### Directions
The entries below contain pictures. Retype everything except those pictures, exactly as given.

### Rows
+ + + +

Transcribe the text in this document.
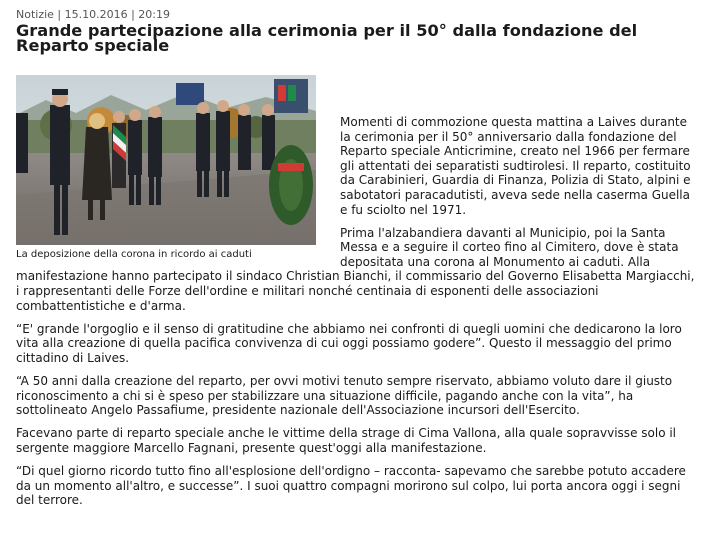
Notizie | 15.10.2016 | 20:19
Grande partecipazione alla cerimonia per il 50° dalla fondazione del Reparto speciale
La deposizione della corona in ricordo ai caduti

Momenti di commozione questa mattina a Laives durante la cerimonia per il 50° anniversario dalla fondazione del Reparto speciale Anticrimine, creato nel 1966 per fermare gli attentati dei separatisti sudtirolesi. Il reparto, costituito da Carabinieri, Guardia di Finanza, Polizia di Stato, alpini e sabotatori paracadutisti, aveva sede nella caserma Guella e fu sciolto nel 1971.

Prima l'alzabandiera davanti al Municipio, poi la Santa Messa e a seguire il corteo fino al Cimitero, dove è stata depositata una corona al Monumento ai caduti. Alla manifestazione hanno partecipato il sindaco Christian Bianchi, il commissario del Governo Elisabetta Margiacchi, i rappresentanti delle Forze dell'ordine e militari nonché centinaia di esponenti delle associazioni combattentistiche e d'arma.

“E' grande l'orgoglio e il senso di gratitudine che abbiamo nei confronti di quegli uomini che dedicarono la loro vita alla creazione di quella pacifica convivenza di cui oggi possiamo godere”. Questo il messaggio del primo cittadino di Laives.

“A 50 anni dalla creazione del reparto, per ovvi motivi tenuto sempre riservato, abbiamo voluto dare il giusto riconoscimento a chi si è speso per stabilizzare una situazione difficile, pagando anche con la vita”, ha sottolineato Angelo Passafiume, presidente nazionale dell'Associazione incursori dell'Esercito.

Facevano parte di reparto speciale anche le vittime della strage di Cima Vallona, alla quale sopravvisse solo il sergente maggiore Marcello Fagnani, presente quest'oggi alla manifestazione.

“Di quel giorno ricordo tutto fino all'esplosione dell'ordigno – racconta- sapevamo che sarebbe potuto accadere da un momento all'altro, e successe”. I suoi quattro compagni morirono sul colpo, lui porta ancora oggi i segni del terrore.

+ + + +

### Result
Transcribe the text in this document.
Notizie | 15.10.2016 | 20:19
Grande partecipazione alla cerimonia per il 50° dalla fondazione del Reparto speciale
La deposizione della corona in ricordo ai caduti

Momenti di commozione questa mattina a Laives durante la cerimonia per il 50° anniversario dalla fondazione del Reparto speciale Anticrimine, creato nel 1966 per fermare gli attentati dei separatisti sudtirolesi. Il reparto, costituito da Carabinieri, Guardia di Finanza, Polizia di Stato, alpini e sabotatori paracadutisti, aveva sede nella caserma Guella e fu sciolto nel 1971.

Prima l'alzabandiera davanti al Municipio, poi la Santa Messa e a seguire il corteo fino al Cimitero, dove è stata depositata una corona al Monumento ai caduti. Alla manifestazione hanno partecipato il sindaco Christian Bianchi, il commissario del Governo Elisabetta Margiacchi, i rappresentanti delle Forze dell'ordine e militari nonché centinaia di esponenti delle associazioni combattentistiche e d'arma.

“E' grande l'orgoglio e il senso di gratitudine che abbiamo nei confronti di quegli uomini che dedicarono la loro vita alla creazione di quella pacifica convivenza di cui oggi possiamo godere”. Questo il messaggio del primo cittadino di Laives.

“A 50 anni dalla creazione del reparto, per ovvi motivi tenuto sempre riservato, abbiamo voluto dare il giusto riconoscimento a chi si è speso per stabilizzare una situazione difficile, pagando anche con la vita”, ha sottolineato Angelo Passafiume, presidente nazionale dell'Associazione incursori dell'Esercito.

Facevano parte di reparto speciale anche le vittime della strage di Cima Vallona, alla quale sopravvisse solo il sergente maggiore Marcello Fagnani, presente quest'oggi alla manifestazione.

“Di quel giorno ricordo tutto fino all'esplosione dell'ordigno – racconta- sapevamo che sarebbe potuto accadere da un momento all'altro, e successe”. I suoi quattro compagni morirono sul colpo, lui porta ancora oggi i segni del terrore.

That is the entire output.